Os republicanos não faziam a menor ideia do que era governar, criando todas as
condições para o aparecimento de um Messias.
As comemorações do primeiro centenário da República, em que
esta é apresentada como a salvação de um país envolto no mais negro
obscurantismo, criarão nos espíritos menos avisados a ideia de que I República
foi um mar de rosas.
Ora não pode haver ideia mais enganadora.
O regime republicano, em lugar de salvar Portugal,
mergulhou-o numa crise profundíssima, criando todas as condições para o
aparecimento de um Messias.
Os republicanos e os seus sucessores detestam Salazar. Ora
Salazar não surgiu do nada. A subida de Salazar ao poder e o seu longuíssimo
consulado explicam-se pelo estado desgraçado e caótico em que a I República
deixou o país.
Do ponto de vista económico, do ponto de vista financeiro, do
ponto de vista da ordem pública, do ponto de vista do prestígio do Estado, em
suma, de quase todos os pontos de vista, a República foi uma autêntica
calamidade.
Comecemos por um tema pouco abordado, até por ser incómodo: a
violência.
A partir de meados do século XIX, a violência parecia
definitivamente afastada da vida política portuguesa. Depois das desgraças da
guerra civil e dos tumultos militares da primeira metade do século, Portugal
parecia ter entrado na rota da acalmia e do progresso. Mas a República, de mãos
dadas com a Maçonaria e a Carbonária, trouxe a violência de volta. A coisa
começou em 1908, com o assassínio do Rei e do príncipe herdeiro. O 5 de Outubro
nem foi violento - e a Monarquia caiu quase sem sangue. Mas a partir de 1915 é
que foram elas. Nesse ano deu-se a revolta que depôs Pimenta de Castro e fez
mais de 100 mortos, depois foi o atentado contra o chefe do Governo João Chagas,
os assaltos aos estabelecimentos em Maio de 1917 que provocaram mais de 50
vítimas, a Leva da Morte, o assassínio de Sidónio Pais, a Noite Sangrenta com as
suas rondas da morte e o massacre de alguns fundadores da República desiludidos
com o regime como António Granjo, Machado Santos e Carlos da Maia - isto sem
contar com um sem-número de revoltas que provocaram mortos e feridos e em certos
períodos atingiram um ritmo semanal.

_ENTRADAS FORNECIDAS_:
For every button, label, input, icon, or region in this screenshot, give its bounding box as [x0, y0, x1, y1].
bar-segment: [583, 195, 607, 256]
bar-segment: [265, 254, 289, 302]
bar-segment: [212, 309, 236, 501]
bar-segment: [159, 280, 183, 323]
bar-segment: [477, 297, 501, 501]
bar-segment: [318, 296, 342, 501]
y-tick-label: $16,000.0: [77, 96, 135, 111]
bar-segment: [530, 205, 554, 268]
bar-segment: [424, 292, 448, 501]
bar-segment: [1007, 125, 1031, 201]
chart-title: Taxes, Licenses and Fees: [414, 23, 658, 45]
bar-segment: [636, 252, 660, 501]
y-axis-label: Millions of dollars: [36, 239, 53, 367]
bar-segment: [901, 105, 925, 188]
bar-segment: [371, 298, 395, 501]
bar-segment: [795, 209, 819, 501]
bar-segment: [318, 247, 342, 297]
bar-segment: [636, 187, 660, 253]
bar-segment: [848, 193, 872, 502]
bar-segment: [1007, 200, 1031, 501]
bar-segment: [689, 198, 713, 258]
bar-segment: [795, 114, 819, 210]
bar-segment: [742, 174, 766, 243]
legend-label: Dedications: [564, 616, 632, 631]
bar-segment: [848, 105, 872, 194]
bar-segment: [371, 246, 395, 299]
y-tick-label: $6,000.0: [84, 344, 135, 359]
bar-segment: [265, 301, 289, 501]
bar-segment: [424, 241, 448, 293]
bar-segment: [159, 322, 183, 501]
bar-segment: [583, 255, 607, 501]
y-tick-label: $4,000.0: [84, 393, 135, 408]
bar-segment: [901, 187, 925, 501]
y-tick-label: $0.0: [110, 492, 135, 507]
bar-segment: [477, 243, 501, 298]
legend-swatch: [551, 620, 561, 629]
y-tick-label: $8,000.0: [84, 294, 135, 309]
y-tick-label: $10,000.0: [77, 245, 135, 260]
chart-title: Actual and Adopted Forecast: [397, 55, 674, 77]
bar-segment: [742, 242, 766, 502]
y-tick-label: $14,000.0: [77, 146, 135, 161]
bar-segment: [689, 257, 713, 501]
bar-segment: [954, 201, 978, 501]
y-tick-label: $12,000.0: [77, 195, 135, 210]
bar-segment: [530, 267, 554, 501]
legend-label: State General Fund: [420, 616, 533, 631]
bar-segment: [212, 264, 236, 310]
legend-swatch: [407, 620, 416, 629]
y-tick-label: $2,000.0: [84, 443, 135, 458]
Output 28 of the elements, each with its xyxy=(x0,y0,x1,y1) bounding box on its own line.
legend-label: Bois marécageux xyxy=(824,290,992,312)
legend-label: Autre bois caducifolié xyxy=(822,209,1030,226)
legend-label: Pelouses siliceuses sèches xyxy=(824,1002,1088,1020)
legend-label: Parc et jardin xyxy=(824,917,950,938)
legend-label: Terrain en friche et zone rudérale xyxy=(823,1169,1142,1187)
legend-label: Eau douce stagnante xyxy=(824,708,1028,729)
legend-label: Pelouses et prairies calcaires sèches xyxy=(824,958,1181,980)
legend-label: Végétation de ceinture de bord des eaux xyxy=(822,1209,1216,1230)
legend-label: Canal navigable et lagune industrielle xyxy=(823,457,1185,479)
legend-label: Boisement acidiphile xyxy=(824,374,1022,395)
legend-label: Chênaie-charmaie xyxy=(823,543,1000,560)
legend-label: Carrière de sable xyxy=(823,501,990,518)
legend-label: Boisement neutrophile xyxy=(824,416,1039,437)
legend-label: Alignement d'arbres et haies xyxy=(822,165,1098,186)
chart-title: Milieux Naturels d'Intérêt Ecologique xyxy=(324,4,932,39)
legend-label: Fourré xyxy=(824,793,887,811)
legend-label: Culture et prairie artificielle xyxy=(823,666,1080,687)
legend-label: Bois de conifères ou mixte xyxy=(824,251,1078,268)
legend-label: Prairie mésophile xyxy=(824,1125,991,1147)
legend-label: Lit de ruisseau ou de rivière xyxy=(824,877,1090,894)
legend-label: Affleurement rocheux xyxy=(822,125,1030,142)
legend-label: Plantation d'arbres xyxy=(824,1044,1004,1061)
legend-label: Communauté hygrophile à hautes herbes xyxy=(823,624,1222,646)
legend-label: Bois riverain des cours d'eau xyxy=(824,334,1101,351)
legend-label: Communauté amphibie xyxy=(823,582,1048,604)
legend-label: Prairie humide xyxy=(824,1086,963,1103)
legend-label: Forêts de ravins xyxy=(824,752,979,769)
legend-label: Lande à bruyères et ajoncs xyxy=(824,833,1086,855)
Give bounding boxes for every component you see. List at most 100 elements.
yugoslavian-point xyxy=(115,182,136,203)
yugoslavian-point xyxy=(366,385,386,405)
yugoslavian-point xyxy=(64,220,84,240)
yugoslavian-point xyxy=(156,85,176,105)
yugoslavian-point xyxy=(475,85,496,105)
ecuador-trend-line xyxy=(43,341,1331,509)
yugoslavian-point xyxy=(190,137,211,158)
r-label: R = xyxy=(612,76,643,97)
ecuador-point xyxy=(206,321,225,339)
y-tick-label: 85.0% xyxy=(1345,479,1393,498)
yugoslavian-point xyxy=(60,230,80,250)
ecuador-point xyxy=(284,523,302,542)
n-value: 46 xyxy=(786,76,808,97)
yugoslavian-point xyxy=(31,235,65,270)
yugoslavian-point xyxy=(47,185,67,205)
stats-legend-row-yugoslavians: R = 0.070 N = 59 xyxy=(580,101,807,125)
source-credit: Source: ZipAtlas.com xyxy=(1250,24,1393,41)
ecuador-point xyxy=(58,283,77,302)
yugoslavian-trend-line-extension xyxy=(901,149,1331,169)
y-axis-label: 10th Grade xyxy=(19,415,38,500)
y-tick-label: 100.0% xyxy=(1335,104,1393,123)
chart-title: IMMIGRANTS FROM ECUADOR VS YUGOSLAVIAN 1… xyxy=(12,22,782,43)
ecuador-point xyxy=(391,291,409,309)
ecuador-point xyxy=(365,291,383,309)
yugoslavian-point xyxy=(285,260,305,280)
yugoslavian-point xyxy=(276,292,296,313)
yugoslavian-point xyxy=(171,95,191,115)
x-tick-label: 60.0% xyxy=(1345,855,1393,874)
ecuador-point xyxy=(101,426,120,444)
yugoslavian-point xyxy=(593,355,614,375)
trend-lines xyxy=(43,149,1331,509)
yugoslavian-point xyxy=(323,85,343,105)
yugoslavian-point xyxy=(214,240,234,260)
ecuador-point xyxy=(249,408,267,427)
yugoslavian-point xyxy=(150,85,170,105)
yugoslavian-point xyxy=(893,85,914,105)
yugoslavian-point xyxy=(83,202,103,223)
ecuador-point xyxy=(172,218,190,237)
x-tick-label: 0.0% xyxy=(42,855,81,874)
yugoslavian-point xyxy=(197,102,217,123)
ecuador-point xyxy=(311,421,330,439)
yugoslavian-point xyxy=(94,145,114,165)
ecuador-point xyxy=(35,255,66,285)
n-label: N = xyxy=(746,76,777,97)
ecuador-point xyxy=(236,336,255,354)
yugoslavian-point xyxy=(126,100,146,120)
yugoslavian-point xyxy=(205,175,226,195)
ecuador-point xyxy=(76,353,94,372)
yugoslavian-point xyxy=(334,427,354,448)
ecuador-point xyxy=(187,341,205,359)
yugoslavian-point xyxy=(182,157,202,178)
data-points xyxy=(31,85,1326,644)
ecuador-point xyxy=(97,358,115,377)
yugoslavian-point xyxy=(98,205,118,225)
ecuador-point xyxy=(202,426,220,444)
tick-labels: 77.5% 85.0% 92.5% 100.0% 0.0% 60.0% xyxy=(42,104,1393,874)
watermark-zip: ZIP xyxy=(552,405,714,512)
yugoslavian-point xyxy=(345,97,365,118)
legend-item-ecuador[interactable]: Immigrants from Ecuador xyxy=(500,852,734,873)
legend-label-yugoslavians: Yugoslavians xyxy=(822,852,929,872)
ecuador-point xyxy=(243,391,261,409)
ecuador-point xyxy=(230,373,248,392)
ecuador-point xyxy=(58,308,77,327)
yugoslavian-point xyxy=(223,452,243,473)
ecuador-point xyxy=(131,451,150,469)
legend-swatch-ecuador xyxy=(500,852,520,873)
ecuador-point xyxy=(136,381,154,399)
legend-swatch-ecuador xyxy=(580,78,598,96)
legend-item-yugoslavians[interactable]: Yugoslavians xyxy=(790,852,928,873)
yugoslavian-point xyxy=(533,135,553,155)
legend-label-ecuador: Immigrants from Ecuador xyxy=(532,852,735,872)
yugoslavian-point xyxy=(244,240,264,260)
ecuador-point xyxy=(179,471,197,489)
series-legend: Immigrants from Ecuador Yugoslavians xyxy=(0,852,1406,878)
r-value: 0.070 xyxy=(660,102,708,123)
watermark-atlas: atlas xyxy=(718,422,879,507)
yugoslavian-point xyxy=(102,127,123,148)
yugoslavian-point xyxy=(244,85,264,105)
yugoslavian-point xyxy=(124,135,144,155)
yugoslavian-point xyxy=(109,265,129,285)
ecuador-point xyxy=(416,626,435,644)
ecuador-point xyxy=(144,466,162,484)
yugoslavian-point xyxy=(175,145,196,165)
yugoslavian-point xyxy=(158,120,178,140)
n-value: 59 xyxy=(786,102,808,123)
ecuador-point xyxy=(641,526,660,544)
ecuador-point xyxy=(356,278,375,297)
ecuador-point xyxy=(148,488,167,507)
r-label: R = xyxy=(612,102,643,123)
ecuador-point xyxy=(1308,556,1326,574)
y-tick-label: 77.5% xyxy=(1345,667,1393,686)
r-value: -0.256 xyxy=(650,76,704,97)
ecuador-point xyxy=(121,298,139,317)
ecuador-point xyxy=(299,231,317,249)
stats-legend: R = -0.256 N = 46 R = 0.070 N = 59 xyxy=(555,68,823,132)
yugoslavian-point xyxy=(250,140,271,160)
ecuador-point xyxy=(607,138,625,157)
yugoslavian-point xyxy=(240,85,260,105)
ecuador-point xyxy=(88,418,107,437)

_LISTA DE TAREFAS_:
- a) Responda às perguntas abaixo com base no texto sobre a I República.
(i) Segundo o texto, o que explica a subida de Salazar ao poder e o seu longo consulado?
(ii) Com que acontecimento e em que ano começou o regresso da violência?
(iii) Quantos mortos fez a revolta que depôs Pimenta de Castro?
- b) Prossiga o texto sobre a I República a partir da sua última frase.
As entradas provêm de outra fonte.

_RESPOSTAS POR TAREFA_:
- a)
(i) O estado desgraçado e caótico em que a I República deixou o país.
(ii) Com o assassínio do Rei e do príncipe herdeiro, em 1908.
(iii) Mais de 100 mortos.

- b)
E, como ponto alto deste período marcado pela violência civil
e militar, temos a famosa carnificina da Flandres, que custou ao país 15 mil
mortos de jovens na flor da idade, mandados para a frente de combate pelo fervor
ideológico de Afonso Costa e seus companheiros.
Perante este quadro negro, o movimento militar de 28 de Maio
e a ocupação do poder pela tropa, e sobretudo a subida de Oliveira Salazar à
chefia do Governo, seis anos depois, foram recebidos com um suspiro geral de
alívio. Finalmente o país tinha paz!
A República fundou-se em duas ideias, ambas erradas: que as
causas do atraso de Portugal estavam, em primeiro lugar, na existência de uma
Monarquia, e em segundo lugar na influência da Igreja Católica.
Ora, que a existência de uma Monarquia não impedia o
progresso, provava-o o facto de países avançados como a Inglaterra, a Bélgica ou
a Holanda não precisarem de depor a Coroa para se desenvolverem.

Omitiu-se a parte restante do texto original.